**WHAT THIS TASK INVOLVES:**
Gather all lines from the material that contain the word "letter".

**DATA RECORDS:**
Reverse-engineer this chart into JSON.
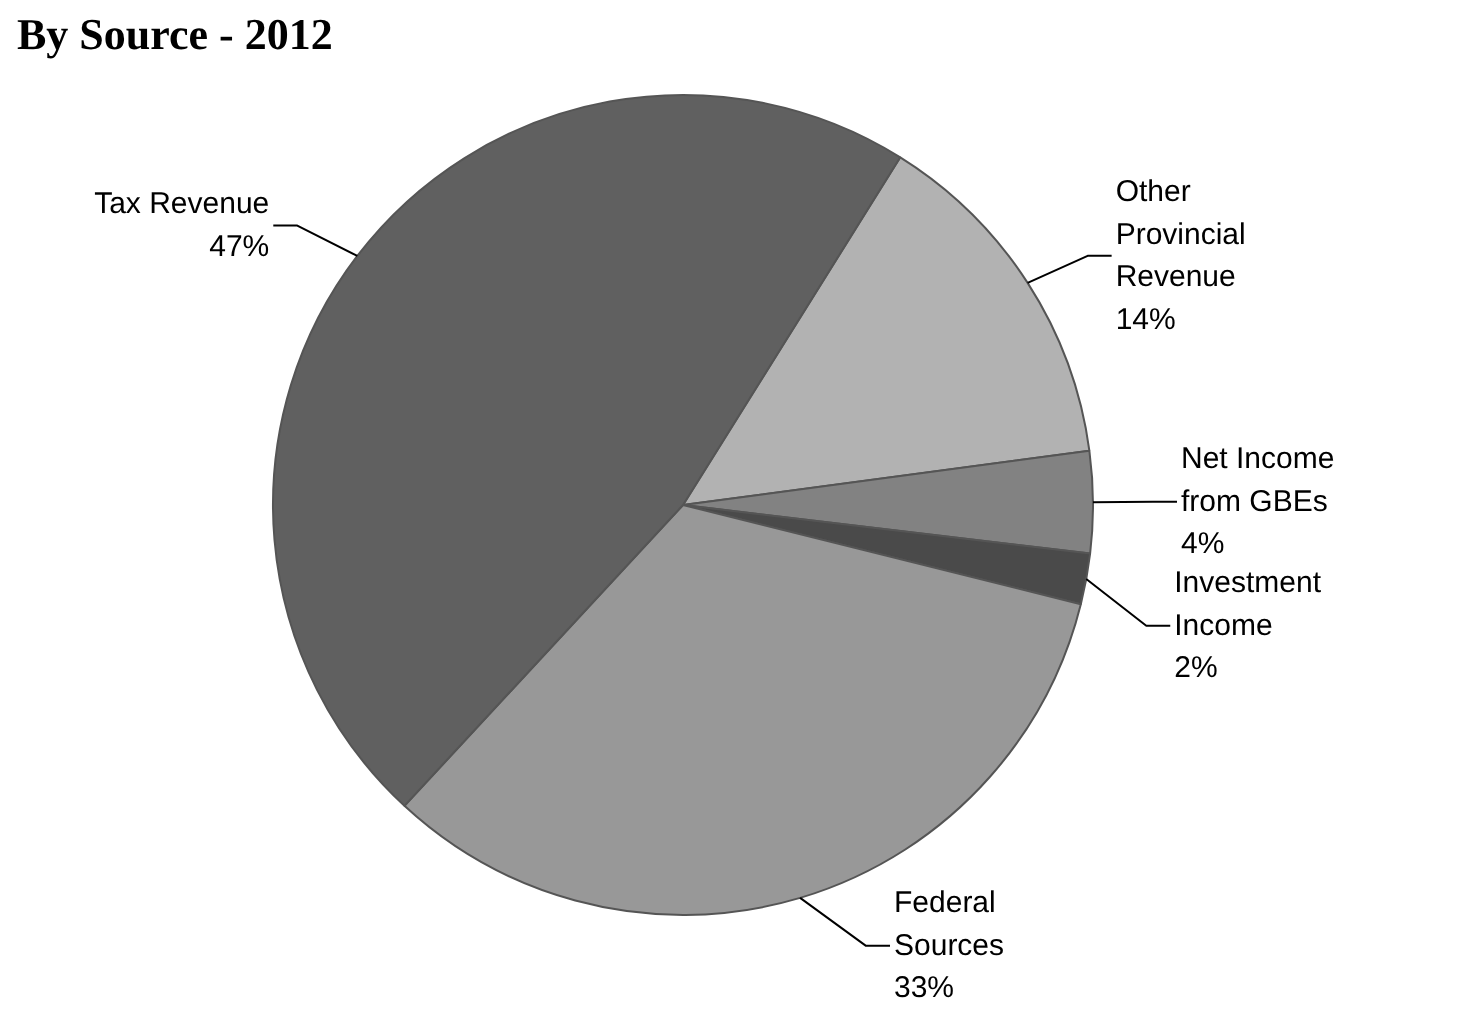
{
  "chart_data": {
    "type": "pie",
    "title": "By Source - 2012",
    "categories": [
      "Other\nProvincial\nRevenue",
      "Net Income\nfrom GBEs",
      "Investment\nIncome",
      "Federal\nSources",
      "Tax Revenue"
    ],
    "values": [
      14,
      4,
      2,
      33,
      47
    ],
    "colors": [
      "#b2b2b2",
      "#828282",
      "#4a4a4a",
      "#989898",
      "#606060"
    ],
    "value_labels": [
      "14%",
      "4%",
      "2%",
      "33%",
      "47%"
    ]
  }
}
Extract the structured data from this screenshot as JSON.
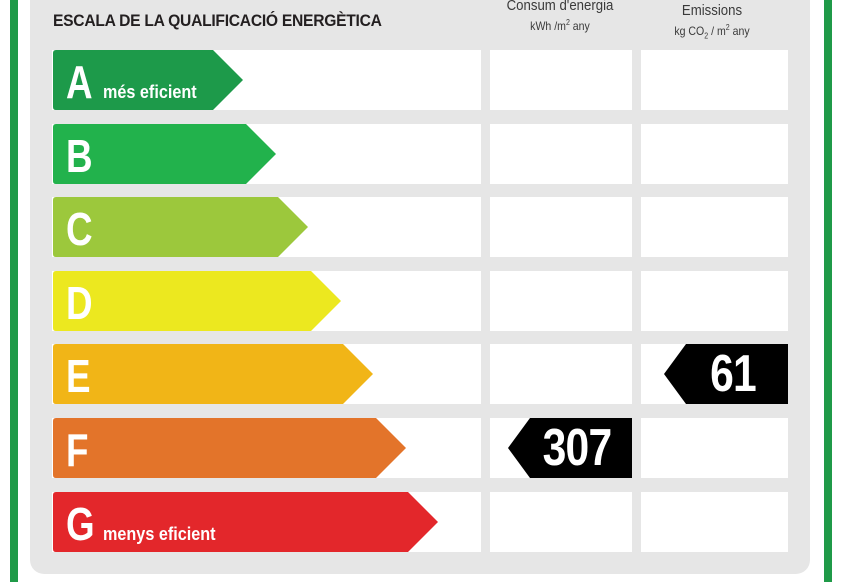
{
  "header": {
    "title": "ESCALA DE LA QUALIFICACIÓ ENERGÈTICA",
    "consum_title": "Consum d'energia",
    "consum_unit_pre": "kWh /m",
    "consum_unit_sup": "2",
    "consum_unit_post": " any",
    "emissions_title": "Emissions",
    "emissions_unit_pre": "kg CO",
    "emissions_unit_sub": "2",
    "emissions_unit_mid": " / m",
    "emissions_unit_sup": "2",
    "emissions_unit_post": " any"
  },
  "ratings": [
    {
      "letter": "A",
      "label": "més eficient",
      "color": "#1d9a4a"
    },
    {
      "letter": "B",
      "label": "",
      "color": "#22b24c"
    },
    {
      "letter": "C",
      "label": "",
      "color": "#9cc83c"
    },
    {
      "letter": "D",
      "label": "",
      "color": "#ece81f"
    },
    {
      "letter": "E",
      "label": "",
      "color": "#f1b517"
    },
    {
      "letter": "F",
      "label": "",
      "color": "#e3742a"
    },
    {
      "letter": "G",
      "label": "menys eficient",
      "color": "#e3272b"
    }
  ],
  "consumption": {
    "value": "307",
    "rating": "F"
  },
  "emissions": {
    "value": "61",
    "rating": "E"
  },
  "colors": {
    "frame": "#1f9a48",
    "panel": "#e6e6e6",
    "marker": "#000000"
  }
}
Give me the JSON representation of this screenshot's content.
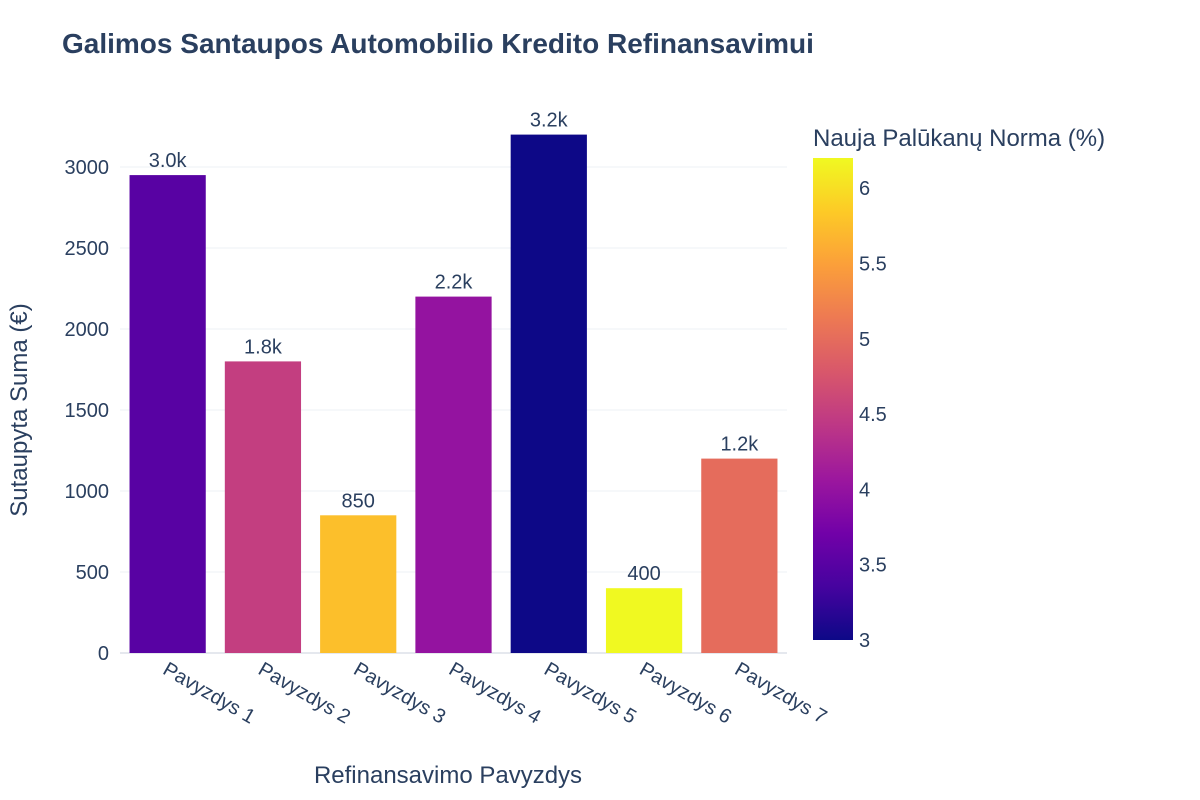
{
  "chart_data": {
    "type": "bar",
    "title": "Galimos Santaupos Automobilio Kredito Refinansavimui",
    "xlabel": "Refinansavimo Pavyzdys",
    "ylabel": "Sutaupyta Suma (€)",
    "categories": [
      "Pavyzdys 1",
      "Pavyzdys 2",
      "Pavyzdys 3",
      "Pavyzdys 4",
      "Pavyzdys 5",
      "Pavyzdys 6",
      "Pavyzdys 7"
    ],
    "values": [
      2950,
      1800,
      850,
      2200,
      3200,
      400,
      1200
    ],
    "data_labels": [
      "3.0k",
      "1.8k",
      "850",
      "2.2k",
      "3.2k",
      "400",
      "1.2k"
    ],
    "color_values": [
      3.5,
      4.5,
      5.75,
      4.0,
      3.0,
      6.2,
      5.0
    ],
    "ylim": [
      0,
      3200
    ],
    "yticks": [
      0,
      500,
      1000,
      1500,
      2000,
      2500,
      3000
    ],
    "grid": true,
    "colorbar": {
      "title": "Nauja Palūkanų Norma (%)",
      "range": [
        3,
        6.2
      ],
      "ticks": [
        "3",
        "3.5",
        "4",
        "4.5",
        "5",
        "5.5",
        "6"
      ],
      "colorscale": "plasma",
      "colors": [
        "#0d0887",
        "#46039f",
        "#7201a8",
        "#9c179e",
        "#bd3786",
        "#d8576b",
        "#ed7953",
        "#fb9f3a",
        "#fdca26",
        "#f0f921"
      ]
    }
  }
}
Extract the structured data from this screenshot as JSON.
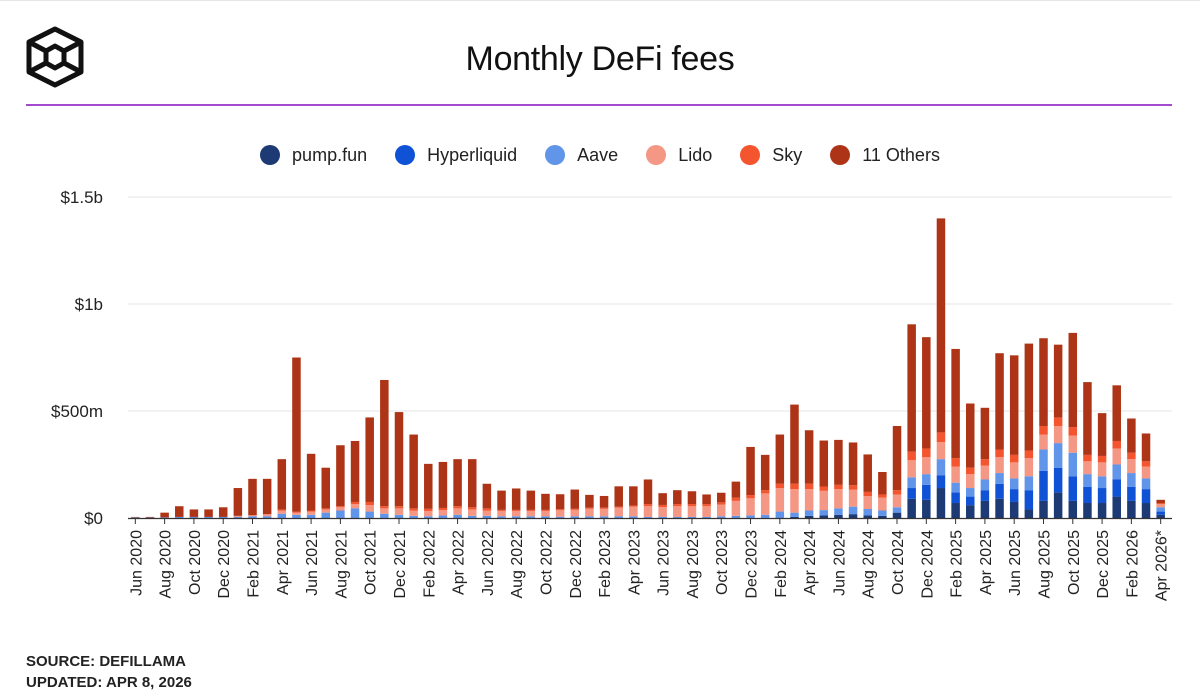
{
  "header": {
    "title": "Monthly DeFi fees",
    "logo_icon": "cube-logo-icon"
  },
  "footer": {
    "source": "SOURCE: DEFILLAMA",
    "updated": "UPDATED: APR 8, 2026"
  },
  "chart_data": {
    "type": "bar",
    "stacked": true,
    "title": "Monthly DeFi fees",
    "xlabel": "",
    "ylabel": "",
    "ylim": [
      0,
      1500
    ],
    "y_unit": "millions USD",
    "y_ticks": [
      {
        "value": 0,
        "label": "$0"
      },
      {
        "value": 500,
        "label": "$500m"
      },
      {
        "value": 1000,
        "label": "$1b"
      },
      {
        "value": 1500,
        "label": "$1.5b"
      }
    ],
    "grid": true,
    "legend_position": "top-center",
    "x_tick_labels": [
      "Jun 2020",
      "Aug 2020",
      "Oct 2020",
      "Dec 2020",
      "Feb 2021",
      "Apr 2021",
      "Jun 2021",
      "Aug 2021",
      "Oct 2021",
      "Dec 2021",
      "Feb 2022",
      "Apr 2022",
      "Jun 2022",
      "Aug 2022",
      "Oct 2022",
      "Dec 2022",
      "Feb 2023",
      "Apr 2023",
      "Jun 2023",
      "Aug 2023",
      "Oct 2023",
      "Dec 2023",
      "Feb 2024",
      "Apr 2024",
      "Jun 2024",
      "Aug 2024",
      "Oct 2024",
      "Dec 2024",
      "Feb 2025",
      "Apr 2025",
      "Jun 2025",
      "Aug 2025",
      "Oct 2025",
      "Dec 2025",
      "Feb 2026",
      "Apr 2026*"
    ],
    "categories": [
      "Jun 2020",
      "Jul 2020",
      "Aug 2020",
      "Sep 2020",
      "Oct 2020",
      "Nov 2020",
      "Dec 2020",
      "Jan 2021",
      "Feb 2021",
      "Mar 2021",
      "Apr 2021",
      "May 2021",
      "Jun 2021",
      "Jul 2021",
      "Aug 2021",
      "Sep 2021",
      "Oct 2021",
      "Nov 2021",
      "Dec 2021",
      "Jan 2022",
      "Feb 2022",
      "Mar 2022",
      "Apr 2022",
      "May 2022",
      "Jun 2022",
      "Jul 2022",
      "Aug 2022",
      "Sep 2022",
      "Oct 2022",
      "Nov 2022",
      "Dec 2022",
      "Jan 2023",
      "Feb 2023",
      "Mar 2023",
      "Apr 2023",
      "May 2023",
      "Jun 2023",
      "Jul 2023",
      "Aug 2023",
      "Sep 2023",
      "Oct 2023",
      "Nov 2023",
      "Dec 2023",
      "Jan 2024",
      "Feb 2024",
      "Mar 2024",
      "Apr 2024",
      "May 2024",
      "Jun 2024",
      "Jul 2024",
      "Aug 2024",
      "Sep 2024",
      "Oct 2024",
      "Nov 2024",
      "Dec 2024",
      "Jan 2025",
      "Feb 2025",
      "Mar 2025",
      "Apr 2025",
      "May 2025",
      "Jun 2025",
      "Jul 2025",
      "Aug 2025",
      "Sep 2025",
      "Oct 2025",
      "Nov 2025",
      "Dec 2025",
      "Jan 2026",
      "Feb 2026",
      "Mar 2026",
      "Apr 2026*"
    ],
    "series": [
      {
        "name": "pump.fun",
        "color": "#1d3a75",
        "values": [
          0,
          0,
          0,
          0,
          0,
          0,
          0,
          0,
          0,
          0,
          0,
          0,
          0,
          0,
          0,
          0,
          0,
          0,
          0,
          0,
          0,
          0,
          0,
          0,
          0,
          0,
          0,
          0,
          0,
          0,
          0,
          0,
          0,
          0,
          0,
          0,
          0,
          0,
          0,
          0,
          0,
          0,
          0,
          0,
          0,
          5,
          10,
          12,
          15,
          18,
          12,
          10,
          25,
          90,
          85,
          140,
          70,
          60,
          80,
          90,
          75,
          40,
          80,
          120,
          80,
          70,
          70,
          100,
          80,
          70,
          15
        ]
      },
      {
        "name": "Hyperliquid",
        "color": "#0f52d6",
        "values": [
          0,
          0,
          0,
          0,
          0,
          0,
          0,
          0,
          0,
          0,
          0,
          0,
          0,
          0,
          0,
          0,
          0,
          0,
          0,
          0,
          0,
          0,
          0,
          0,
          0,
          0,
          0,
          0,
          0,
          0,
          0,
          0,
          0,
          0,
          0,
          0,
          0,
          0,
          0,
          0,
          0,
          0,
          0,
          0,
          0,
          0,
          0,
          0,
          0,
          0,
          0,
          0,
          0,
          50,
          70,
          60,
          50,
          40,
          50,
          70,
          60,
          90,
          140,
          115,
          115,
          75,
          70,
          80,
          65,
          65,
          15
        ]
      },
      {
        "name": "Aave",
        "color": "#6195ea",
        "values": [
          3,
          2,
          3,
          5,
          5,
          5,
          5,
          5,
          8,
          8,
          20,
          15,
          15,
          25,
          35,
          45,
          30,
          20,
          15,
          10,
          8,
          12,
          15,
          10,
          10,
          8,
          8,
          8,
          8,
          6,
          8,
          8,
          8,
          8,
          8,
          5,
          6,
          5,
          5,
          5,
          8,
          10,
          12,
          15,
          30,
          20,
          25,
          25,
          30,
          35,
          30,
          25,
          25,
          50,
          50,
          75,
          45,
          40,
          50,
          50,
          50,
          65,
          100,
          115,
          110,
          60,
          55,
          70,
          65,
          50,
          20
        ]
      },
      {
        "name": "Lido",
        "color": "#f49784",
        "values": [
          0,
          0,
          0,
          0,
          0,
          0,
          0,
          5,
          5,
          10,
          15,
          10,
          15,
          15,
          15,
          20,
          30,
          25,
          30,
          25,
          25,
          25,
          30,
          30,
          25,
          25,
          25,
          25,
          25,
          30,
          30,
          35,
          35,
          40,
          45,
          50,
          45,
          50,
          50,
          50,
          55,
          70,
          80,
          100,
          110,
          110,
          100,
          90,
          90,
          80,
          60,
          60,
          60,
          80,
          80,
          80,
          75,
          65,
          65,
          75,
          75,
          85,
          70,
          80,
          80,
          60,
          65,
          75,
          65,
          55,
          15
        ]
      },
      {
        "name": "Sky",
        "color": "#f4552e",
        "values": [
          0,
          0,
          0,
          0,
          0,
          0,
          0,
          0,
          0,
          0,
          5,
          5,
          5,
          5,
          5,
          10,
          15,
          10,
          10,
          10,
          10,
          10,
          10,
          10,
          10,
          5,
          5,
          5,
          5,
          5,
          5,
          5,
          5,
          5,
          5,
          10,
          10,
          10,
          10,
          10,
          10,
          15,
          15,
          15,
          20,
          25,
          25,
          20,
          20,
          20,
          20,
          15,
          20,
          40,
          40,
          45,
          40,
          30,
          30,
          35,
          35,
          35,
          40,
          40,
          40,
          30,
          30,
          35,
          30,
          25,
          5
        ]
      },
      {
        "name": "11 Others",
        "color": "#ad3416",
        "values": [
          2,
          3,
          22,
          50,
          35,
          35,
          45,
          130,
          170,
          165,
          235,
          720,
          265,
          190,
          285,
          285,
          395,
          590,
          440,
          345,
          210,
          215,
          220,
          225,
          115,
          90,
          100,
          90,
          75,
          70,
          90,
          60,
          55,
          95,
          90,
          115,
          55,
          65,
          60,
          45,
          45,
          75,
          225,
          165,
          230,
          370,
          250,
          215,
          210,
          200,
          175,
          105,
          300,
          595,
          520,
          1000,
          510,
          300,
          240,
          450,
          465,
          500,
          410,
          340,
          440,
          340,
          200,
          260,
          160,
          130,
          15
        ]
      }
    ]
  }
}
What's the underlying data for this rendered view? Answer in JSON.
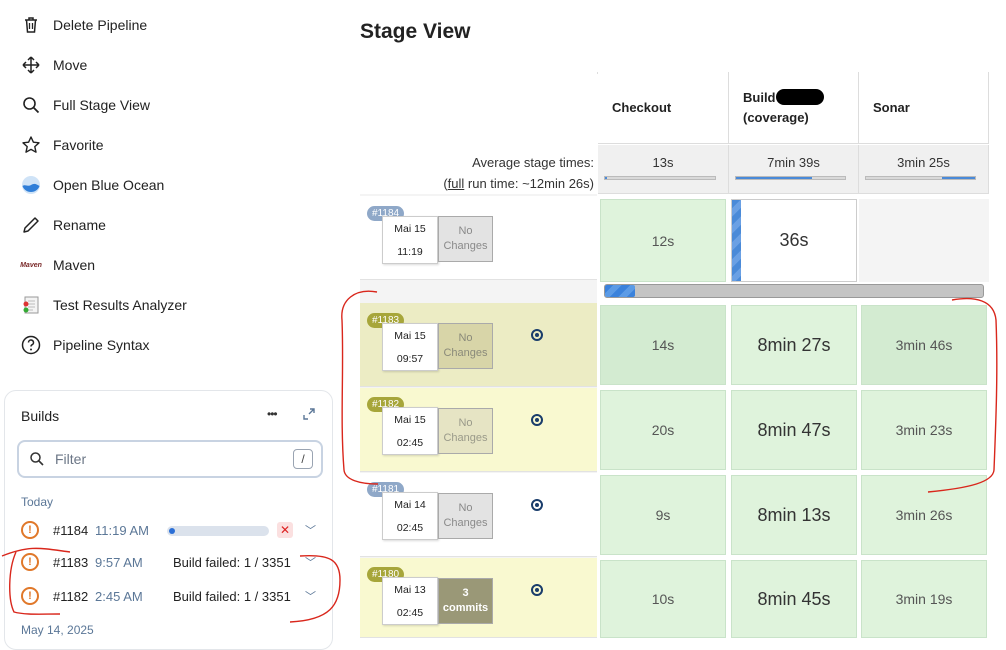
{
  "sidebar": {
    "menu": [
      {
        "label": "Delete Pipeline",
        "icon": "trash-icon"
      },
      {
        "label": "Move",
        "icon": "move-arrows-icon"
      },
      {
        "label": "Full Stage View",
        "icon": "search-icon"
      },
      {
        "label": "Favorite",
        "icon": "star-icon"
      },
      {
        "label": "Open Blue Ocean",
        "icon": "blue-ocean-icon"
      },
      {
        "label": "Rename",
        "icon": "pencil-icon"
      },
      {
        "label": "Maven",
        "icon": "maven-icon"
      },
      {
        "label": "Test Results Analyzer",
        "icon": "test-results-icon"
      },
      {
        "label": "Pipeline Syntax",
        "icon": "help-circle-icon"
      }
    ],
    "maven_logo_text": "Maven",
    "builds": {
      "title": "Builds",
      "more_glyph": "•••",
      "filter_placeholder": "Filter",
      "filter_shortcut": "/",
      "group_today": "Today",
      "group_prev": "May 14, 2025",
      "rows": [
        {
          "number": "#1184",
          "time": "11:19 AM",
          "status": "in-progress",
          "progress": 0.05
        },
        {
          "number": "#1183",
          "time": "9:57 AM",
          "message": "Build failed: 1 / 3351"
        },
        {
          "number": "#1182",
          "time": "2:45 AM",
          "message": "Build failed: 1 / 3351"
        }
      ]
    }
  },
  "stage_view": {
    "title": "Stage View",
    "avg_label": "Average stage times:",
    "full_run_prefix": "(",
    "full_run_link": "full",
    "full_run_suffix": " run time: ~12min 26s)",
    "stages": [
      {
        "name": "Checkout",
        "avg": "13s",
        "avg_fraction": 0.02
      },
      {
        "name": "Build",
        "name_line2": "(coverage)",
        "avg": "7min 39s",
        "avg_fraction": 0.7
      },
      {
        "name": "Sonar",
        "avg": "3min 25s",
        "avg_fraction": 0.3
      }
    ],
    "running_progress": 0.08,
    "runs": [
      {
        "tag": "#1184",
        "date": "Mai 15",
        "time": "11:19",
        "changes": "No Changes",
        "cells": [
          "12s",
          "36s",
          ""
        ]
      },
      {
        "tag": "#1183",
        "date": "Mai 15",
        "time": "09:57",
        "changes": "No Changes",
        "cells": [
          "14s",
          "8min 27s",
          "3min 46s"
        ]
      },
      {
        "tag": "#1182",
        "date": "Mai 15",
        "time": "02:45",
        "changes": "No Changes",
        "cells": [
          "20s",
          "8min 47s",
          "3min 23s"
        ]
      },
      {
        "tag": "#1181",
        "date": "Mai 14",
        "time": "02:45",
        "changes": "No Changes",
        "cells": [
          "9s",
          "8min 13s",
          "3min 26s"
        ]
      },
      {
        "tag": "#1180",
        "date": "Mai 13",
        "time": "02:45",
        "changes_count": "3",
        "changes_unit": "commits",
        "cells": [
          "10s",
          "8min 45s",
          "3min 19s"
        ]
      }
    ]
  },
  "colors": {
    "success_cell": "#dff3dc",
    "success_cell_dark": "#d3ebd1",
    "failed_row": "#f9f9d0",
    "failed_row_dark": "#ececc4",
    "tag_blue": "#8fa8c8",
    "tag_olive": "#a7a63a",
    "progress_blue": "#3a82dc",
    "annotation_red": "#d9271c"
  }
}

**THE OUTPUT:**
      "letter": "A",
      "letter": "B",
      "letter": "C",
      "letter": "D",
      "letter": "E",
      "letter": "F",
      "letter": "G",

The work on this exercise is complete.